◆ **The request**
Reproduce each line of the material exactly, minus any picture.

— Begin Data supplied —

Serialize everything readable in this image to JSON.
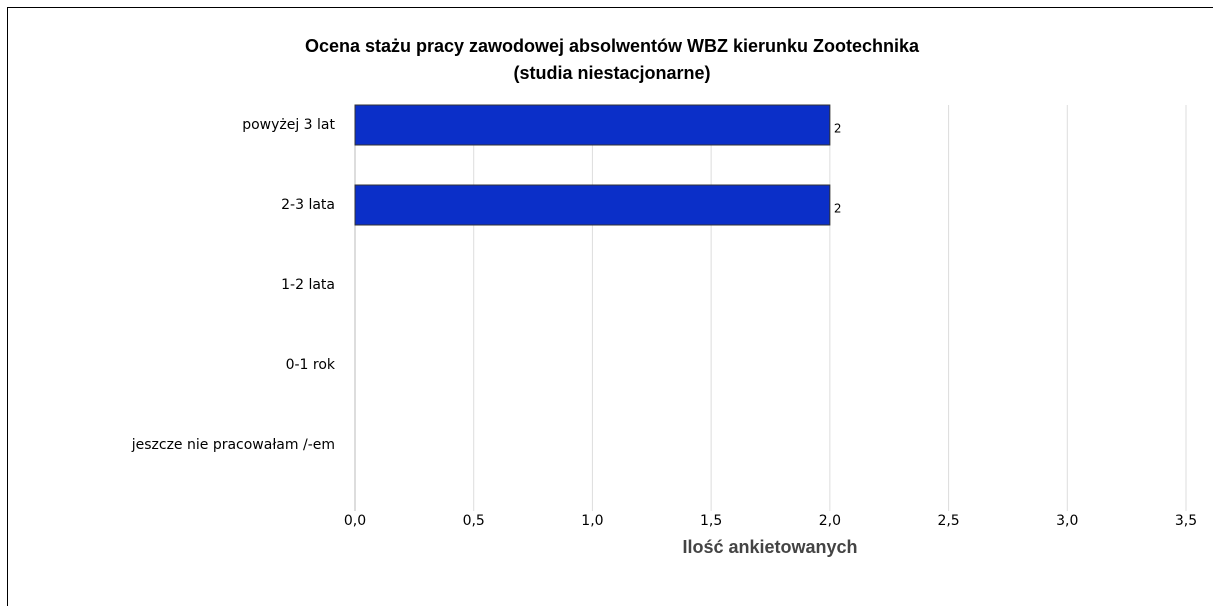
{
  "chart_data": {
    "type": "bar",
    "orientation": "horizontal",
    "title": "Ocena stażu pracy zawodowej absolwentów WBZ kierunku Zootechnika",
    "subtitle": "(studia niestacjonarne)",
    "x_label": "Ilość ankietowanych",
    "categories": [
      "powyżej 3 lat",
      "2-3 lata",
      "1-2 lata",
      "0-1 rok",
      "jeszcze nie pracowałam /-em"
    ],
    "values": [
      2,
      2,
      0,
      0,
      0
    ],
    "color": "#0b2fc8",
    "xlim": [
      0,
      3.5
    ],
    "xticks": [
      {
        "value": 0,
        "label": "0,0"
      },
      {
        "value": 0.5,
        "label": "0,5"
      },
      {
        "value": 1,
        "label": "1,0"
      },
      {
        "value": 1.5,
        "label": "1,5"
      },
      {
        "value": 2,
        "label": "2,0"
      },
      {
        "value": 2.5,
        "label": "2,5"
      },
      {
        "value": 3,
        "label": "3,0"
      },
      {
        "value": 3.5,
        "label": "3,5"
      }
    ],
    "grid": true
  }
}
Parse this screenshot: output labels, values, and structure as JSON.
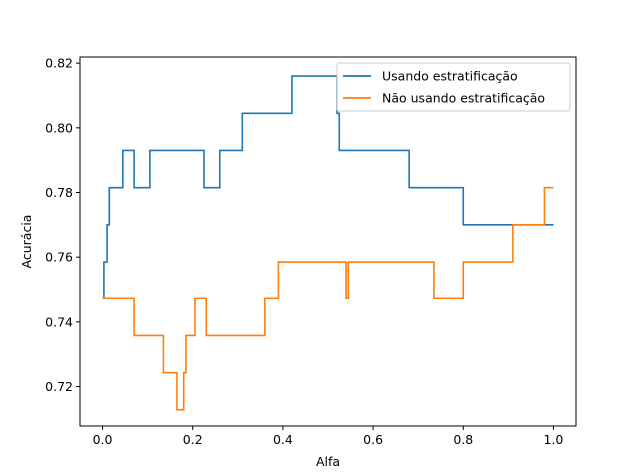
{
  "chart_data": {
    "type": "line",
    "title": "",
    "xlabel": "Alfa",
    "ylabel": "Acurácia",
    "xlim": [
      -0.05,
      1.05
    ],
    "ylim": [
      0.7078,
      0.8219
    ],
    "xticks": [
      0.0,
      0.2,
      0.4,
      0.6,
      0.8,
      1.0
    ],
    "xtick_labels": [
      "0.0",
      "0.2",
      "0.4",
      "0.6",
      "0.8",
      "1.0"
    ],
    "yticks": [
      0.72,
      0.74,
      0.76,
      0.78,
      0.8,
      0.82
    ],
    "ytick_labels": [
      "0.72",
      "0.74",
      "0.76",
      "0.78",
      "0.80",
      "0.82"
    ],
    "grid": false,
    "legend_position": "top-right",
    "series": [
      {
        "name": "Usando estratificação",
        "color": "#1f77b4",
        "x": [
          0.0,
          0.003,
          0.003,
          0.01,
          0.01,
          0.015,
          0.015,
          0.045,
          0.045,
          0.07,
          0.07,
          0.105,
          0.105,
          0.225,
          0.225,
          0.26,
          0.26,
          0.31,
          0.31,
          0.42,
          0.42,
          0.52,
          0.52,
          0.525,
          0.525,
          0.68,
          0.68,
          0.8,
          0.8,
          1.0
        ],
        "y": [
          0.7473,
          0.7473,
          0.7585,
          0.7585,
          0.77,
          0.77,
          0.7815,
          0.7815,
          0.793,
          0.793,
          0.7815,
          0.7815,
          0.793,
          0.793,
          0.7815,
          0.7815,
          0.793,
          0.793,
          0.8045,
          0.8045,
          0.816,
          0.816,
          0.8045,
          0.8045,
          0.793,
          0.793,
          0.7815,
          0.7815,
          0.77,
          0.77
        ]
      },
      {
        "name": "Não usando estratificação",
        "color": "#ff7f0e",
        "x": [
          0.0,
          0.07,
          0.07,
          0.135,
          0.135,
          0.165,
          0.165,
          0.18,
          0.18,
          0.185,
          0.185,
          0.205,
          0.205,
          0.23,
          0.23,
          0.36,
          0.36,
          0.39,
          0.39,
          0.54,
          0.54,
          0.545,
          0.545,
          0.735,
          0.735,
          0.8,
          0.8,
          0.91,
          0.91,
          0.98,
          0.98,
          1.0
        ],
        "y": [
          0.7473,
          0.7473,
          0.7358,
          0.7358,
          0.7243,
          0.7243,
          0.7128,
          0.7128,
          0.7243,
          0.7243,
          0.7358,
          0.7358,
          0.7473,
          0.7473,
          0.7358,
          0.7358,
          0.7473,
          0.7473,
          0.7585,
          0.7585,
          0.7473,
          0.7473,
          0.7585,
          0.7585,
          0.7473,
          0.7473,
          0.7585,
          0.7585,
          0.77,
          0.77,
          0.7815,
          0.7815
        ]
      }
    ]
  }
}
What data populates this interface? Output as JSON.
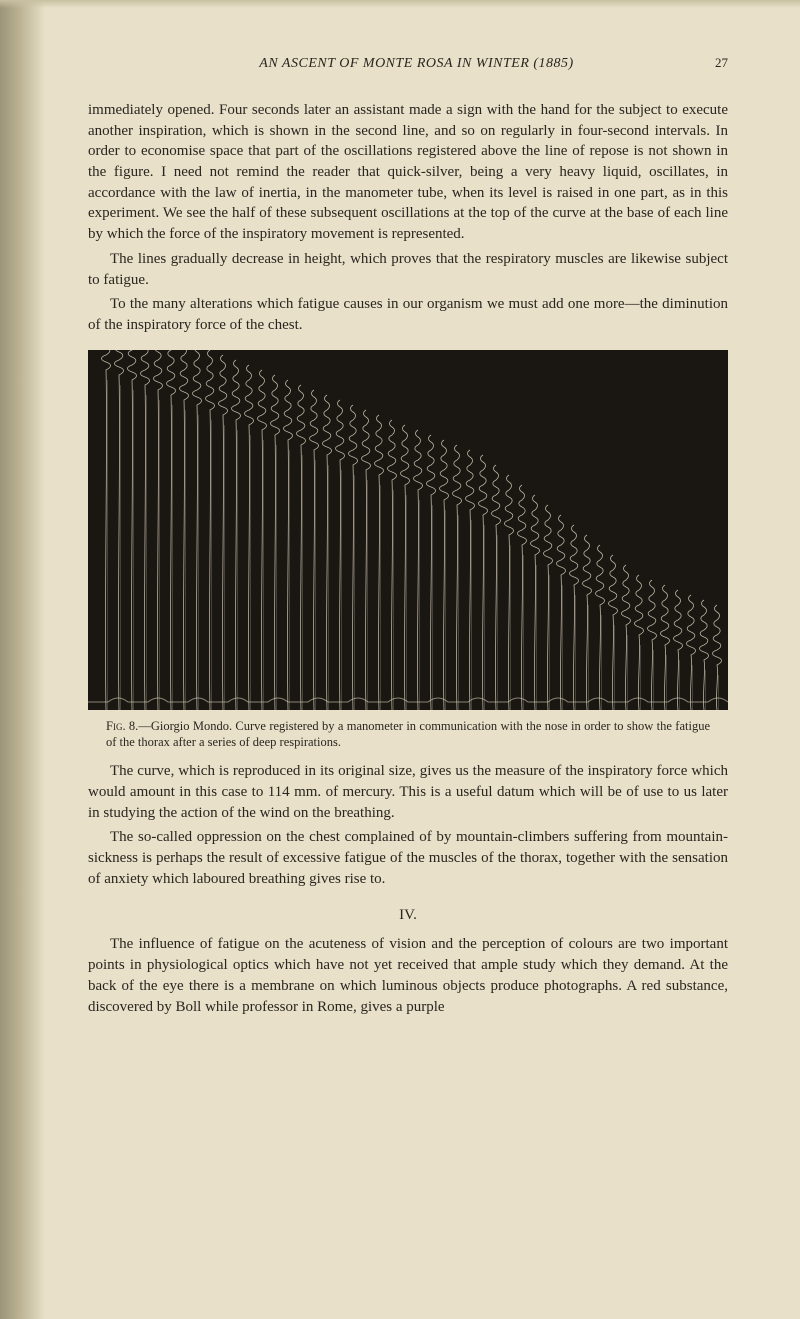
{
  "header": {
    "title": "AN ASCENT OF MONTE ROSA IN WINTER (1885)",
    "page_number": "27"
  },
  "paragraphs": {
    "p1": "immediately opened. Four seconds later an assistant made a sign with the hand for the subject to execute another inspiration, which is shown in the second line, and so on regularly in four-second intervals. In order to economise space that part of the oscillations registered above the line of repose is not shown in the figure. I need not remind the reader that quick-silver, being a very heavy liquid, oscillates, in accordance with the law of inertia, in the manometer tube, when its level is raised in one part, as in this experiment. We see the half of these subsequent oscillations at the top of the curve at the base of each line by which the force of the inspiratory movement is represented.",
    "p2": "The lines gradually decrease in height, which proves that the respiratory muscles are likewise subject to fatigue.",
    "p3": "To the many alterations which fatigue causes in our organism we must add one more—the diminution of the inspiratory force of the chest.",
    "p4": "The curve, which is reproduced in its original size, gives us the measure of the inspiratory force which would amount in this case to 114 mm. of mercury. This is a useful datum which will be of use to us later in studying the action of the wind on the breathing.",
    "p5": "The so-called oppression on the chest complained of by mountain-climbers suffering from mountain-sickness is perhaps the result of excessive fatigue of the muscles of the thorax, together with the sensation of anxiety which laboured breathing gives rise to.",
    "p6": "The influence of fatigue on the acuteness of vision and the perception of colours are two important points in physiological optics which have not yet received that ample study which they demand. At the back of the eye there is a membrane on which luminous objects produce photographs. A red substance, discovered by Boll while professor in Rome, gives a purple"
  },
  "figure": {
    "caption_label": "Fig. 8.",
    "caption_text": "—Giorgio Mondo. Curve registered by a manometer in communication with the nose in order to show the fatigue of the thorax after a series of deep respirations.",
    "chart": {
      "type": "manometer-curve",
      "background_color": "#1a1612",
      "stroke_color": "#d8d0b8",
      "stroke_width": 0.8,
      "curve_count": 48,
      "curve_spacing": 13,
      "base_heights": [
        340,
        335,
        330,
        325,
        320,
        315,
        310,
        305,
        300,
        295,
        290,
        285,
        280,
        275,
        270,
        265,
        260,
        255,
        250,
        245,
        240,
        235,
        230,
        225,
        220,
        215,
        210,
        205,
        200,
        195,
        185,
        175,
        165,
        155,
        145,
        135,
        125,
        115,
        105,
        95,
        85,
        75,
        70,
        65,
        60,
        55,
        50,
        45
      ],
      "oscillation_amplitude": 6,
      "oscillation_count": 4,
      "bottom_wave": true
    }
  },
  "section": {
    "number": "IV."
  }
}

— End Data supplied —

◆ **Written response**
Serialize everything readable in this image to JSON.
{
  "chart_data": {
    "type": "bar",
    "orientation": "horizontal",
    "title": "Ocena stażu pracy zawodowej absolwentów WBZ kierunku Zootechnika",
    "subtitle": "(studia niestacjonarne)",
    "x_label": "Ilość ankietowanych",
    "categories": [
      "powyżej 3 lat",
      "2-3 lata",
      "1-2 lata",
      "0-1 rok",
      "jeszcze nie pracowałam /-em"
    ],
    "values": [
      2,
      2,
      0,
      0,
      0
    ],
    "color": "#0b2fc8",
    "xlim": [
      0,
      3.5
    ],
    "xticks": [
      {
        "value": 0,
        "label": "0,0"
      },
      {
        "value": 0.5,
        "label": "0,5"
      },
      {
        "value": 1,
        "label": "1,0"
      },
      {
        "value": 1.5,
        "label": "1,5"
      },
      {
        "value": 2,
        "label": "2,0"
      },
      {
        "value": 2.5,
        "label": "2,5"
      },
      {
        "value": 3,
        "label": "3,0"
      },
      {
        "value": 3.5,
        "label": "3,5"
      }
    ],
    "grid": true
  }
}
Parse this screenshot: output labels, values, and structure as JSON.
{
  "chart_data": {
    "type": "line",
    "title": "",
    "xlabel": "Alfa",
    "ylabel": "Acurácia",
    "xlim": [
      -0.05,
      1.05
    ],
    "ylim": [
      0.7078,
      0.8219
    ],
    "xticks": [
      0.0,
      0.2,
      0.4,
      0.6,
      0.8,
      1.0
    ],
    "xtick_labels": [
      "0.0",
      "0.2",
      "0.4",
      "0.6",
      "0.8",
      "1.0"
    ],
    "yticks": [
      0.72,
      0.74,
      0.76,
      0.78,
      0.8,
      0.82
    ],
    "ytick_labels": [
      "0.72",
      "0.74",
      "0.76",
      "0.78",
      "0.80",
      "0.82"
    ],
    "grid": false,
    "legend_position": "top-right",
    "series": [
      {
        "name": "Usando estratificação",
        "color": "#1f77b4",
        "x": [
          0.0,
          0.003,
          0.003,
          0.01,
          0.01,
          0.015,
          0.015,
          0.045,
          0.045,
          0.07,
          0.07,
          0.105,
          0.105,
          0.225,
          0.225,
          0.26,
          0.26,
          0.31,
          0.31,
          0.42,
          0.42,
          0.52,
          0.52,
          0.525,
          0.525,
          0.68,
          0.68,
          0.8,
          0.8,
          1.0
        ],
        "y": [
          0.7473,
          0.7473,
          0.7585,
          0.7585,
          0.77,
          0.77,
          0.7815,
          0.7815,
          0.793,
          0.793,
          0.7815,
          0.7815,
          0.793,
          0.793,
          0.7815,
          0.7815,
          0.793,
          0.793,
          0.8045,
          0.8045,
          0.816,
          0.816,
          0.8045,
          0.8045,
          0.793,
          0.793,
          0.7815,
          0.7815,
          0.77,
          0.77
        ]
      },
      {
        "name": "Não usando estratificação",
        "color": "#ff7f0e",
        "x": [
          0.0,
          0.07,
          0.07,
          0.135,
          0.135,
          0.165,
          0.165,
          0.18,
          0.18,
          0.185,
          0.185,
          0.205,
          0.205,
          0.23,
          0.23,
          0.36,
          0.36,
          0.39,
          0.39,
          0.54,
          0.54,
          0.545,
          0.545,
          0.735,
          0.735,
          0.8,
          0.8,
          0.91,
          0.91,
          0.98,
          0.98,
          1.0
        ],
        "y": [
          0.7473,
          0.7473,
          0.7358,
          0.7358,
          0.7243,
          0.7243,
          0.7128,
          0.7128,
          0.7243,
          0.7243,
          0.7358,
          0.7358,
          0.7473,
          0.7473,
          0.7358,
          0.7358,
          0.7473,
          0.7473,
          0.7585,
          0.7585,
          0.7473,
          0.7473,
          0.7585,
          0.7585,
          0.7473,
          0.7473,
          0.7585,
          0.7585,
          0.77,
          0.77,
          0.7815,
          0.7815
        ]
      }
    ]
  }
}
What data populates this interface? Output as JSON.
{
  "header": {
    "title": "AN ASCENT OF MONTE ROSA IN WINTER (1885)",
    "page_number": "27"
  },
  "paragraphs": {
    "p1": "immediately opened. Four seconds later an assistant made a sign with the hand for the subject to execute another inspiration, which is shown in the second line, and so on regularly in four-second intervals. In order to economise space that part of the oscillations registered above the line of repose is not shown in the figure. I need not remind the reader that quick-silver, being a very heavy liquid, oscillates, in accordance with the law of inertia, in the manometer tube, when its level is raised in one part, as in this experiment. We see the half of these subsequent oscillations at the top of the curve at the base of each line by which the force of the inspiratory movement is represented.",
    "p2": "The lines gradually decrease in height, which proves that the respiratory muscles are likewise subject to fatigue.",
    "p3": "To the many alterations which fatigue causes in our organism we must add one more—the diminution of the inspiratory force of the chest.",
    "p4": "The curve, which is reproduced in its original size, gives us the measure of the inspiratory force which would amount in this case to 114 mm. of mercury. This is a useful datum which will be of use to us later in studying the action of the wind on the breathing.",
    "p5": "The so-called oppression on the chest complained of by mountain-climbers suffering from mountain-sickness is perhaps the result of excessive fatigue of the muscles of the thorax, together with the sensation of anxiety which laboured breathing gives rise to.",
    "p6": "The influence of fatigue on the acuteness of vision and the perception of colours are two important points in physiological optics which have not yet received that ample study which they demand. At the back of the eye there is a membrane on which luminous objects produce photographs. A red substance, discovered by Boll while professor in Rome, gives a purple"
  },
  "figure": {
    "caption_label": "Fig. 8.",
    "caption_text": "—Giorgio Mondo. Curve registered by a manometer in communication with the nose in order to show the fatigue of the thorax after a series of deep respirations.",
    "chart": {
      "type": "manometer-curve",
      "background_color": "#1a1612",
      "stroke_color": "#d8d0b8",
      "stroke_width": 0.8,
      "curve_count": 48,
      "curve_spacing": 13,
      "base_heights": [
        340,
        335,
        330,
        325,
        320,
        315,
        310,
        305,
        300,
        295,
        290,
        285,
        280,
        275,
        270,
        265,
        260,
        255,
        250,
        245,
        240,
        235,
        230,
        225,
        220,
        215,
        210,
        205,
        200,
        195,
        185,
        175,
        165,
        155,
        145,
        135,
        125,
        115,
        105,
        95,
        85,
        75,
        70,
        65,
        60,
        55,
        50,
        45
      ],
      "oscillation_amplitude": 6,
      "oscillation_count": 4,
      "bottom_wave": true
    }
  },
  "section": {
    "number": "IV."
  }
}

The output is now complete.